◆ **REQUIREMENTS**
Could you reproduce, character for character, the items below from the line containing "volume-bar <box>275 211 278 218</box>" through the line containing "candle-body <box>550 148 553 156</box>", including both of those lines?

— START OF THE INPUT —

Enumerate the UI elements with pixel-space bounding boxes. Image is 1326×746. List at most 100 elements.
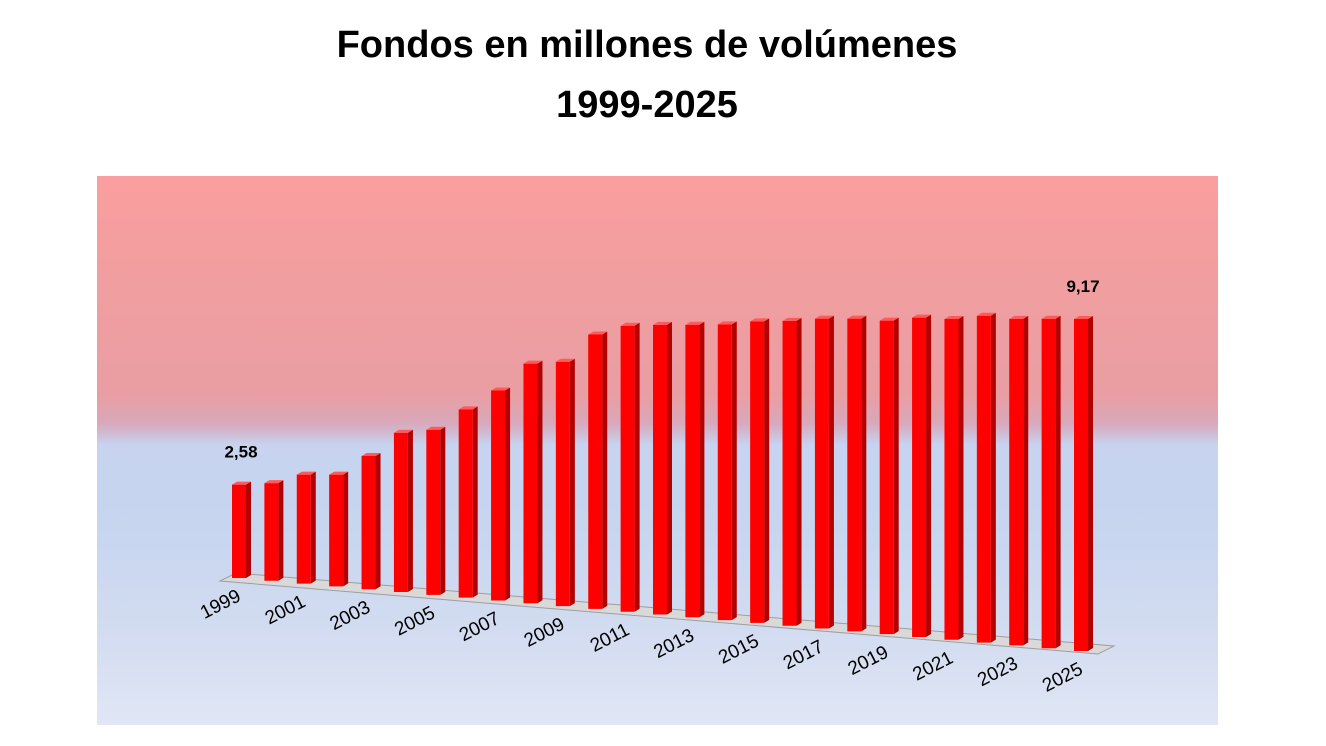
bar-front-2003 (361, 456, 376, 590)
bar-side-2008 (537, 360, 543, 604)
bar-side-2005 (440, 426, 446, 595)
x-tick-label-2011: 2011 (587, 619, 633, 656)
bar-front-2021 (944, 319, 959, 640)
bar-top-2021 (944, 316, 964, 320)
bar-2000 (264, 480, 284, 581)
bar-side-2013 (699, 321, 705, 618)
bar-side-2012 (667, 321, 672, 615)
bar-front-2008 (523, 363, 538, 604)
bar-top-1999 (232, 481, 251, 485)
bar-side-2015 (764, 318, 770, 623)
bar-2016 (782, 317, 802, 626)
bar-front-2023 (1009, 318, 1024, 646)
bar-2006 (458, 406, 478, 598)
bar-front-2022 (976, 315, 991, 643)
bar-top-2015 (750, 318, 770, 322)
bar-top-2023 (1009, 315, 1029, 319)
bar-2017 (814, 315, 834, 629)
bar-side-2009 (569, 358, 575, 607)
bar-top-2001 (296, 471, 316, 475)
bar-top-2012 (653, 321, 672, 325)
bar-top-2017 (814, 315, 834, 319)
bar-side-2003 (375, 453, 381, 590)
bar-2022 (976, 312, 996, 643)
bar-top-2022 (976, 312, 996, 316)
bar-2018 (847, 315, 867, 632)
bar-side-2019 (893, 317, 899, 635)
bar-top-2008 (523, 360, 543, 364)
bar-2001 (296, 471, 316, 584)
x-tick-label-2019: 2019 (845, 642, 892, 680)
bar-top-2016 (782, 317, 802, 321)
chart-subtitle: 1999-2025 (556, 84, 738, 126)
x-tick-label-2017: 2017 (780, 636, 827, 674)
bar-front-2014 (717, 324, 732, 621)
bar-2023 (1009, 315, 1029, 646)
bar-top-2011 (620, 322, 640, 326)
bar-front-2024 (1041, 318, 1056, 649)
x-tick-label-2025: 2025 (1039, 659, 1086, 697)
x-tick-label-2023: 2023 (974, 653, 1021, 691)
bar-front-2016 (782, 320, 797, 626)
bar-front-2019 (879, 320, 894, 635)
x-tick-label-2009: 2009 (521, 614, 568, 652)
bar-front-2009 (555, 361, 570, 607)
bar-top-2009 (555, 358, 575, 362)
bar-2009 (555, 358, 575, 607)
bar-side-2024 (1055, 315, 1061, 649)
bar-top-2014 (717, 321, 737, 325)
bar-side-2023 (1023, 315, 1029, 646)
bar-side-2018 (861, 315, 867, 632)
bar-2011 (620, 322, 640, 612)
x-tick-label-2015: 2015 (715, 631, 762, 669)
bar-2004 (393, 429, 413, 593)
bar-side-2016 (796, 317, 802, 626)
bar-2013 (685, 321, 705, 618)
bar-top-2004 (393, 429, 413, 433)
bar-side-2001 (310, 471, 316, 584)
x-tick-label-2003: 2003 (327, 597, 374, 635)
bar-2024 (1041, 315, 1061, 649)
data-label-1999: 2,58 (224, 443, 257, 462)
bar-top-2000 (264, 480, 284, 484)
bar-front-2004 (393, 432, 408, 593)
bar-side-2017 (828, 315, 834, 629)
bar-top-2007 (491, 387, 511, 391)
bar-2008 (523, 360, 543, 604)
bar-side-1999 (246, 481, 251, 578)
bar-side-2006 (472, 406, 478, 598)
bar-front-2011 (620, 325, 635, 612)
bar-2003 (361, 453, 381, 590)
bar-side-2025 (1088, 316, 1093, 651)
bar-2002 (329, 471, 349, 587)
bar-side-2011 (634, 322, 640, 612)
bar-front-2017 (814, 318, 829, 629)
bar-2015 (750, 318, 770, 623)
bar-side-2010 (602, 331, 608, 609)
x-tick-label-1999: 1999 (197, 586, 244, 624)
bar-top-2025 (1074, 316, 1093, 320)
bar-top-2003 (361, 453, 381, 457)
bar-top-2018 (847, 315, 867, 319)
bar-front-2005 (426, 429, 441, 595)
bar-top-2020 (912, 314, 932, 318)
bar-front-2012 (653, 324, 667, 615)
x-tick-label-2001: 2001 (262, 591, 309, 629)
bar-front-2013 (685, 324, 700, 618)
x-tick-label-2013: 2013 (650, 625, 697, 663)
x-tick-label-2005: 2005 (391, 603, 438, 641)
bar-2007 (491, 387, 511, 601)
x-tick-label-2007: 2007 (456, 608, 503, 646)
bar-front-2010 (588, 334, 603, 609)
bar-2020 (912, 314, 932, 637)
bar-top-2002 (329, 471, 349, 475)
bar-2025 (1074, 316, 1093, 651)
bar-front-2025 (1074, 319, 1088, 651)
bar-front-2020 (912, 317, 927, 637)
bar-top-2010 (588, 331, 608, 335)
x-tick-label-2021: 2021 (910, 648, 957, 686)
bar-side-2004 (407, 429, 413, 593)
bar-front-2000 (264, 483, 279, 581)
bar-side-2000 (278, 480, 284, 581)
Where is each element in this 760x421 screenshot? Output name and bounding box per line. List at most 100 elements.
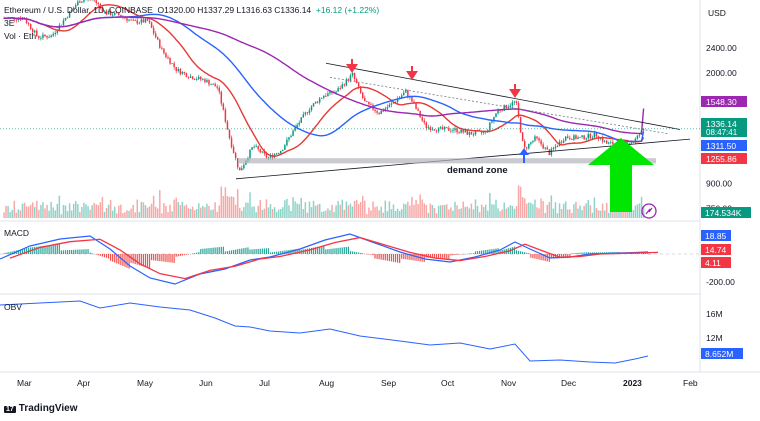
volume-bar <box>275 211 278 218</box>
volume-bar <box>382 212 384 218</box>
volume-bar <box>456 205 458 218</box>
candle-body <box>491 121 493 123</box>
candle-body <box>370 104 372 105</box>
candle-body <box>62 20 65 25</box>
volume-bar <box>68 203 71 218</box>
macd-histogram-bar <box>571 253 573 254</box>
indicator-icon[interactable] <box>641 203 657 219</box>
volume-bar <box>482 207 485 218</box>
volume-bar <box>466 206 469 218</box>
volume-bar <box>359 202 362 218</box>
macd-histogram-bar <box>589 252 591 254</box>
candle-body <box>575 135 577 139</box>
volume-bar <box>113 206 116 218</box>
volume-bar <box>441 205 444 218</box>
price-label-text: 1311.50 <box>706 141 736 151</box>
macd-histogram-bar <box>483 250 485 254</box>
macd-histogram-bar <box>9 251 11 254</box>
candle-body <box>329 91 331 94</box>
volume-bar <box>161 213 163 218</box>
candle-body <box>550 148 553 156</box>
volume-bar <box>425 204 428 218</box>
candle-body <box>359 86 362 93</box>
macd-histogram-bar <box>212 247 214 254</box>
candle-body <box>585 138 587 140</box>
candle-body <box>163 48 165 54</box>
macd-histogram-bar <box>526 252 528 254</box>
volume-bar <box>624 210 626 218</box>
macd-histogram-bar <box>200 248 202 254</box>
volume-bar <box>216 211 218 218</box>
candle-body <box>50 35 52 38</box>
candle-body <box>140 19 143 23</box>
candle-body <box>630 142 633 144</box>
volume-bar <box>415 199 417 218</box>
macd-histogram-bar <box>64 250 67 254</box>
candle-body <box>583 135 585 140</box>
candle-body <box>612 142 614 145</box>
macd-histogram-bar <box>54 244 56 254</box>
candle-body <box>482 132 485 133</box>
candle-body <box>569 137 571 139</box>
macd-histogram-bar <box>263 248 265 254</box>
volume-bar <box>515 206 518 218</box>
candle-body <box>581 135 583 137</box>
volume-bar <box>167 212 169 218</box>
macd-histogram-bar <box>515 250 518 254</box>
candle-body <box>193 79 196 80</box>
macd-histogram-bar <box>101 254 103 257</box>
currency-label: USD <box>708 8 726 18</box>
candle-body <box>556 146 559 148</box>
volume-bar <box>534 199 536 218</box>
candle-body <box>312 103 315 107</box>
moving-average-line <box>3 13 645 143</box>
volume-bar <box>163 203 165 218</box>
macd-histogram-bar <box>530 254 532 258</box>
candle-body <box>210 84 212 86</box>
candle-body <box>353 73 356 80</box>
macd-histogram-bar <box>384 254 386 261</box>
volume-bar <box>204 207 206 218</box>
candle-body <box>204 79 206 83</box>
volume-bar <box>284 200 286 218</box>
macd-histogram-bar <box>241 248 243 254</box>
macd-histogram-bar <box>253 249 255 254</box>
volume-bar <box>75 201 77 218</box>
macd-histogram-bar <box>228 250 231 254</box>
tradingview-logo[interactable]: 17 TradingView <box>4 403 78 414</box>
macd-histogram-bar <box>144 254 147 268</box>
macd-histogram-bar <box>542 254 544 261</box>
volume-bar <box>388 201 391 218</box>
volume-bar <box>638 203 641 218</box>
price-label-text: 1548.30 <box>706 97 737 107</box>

— END OF THE INPUT —

◆ **THE COMPLETED TASK**
volume-bar <box>275 211 278 218</box>
volume-bar <box>382 212 384 218</box>
volume-bar <box>456 205 458 218</box>
candle-body <box>491 121 493 123</box>
candle-body <box>370 104 372 105</box>
candle-body <box>62 20 65 25</box>
volume-bar <box>68 203 71 218</box>
macd-histogram-bar <box>571 253 573 254</box>
indicator-icon[interactable] <box>641 203 657 219</box>
volume-bar <box>482 207 485 218</box>
volume-bar <box>466 206 469 218</box>
volume-bar <box>359 202 362 218</box>
macd-histogram-bar <box>589 252 591 254</box>
candle-body <box>575 135 577 139</box>
volume-bar <box>113 206 116 218</box>
volume-bar <box>441 205 444 218</box>
price-label-text: 1311.50 <box>706 141 736 151</box>
macd-histogram-bar <box>483 250 485 254</box>
macd-histogram-bar <box>9 251 11 254</box>
candle-body <box>329 91 331 94</box>
volume-bar <box>161 213 163 218</box>
candle-body <box>550 148 553 156</box>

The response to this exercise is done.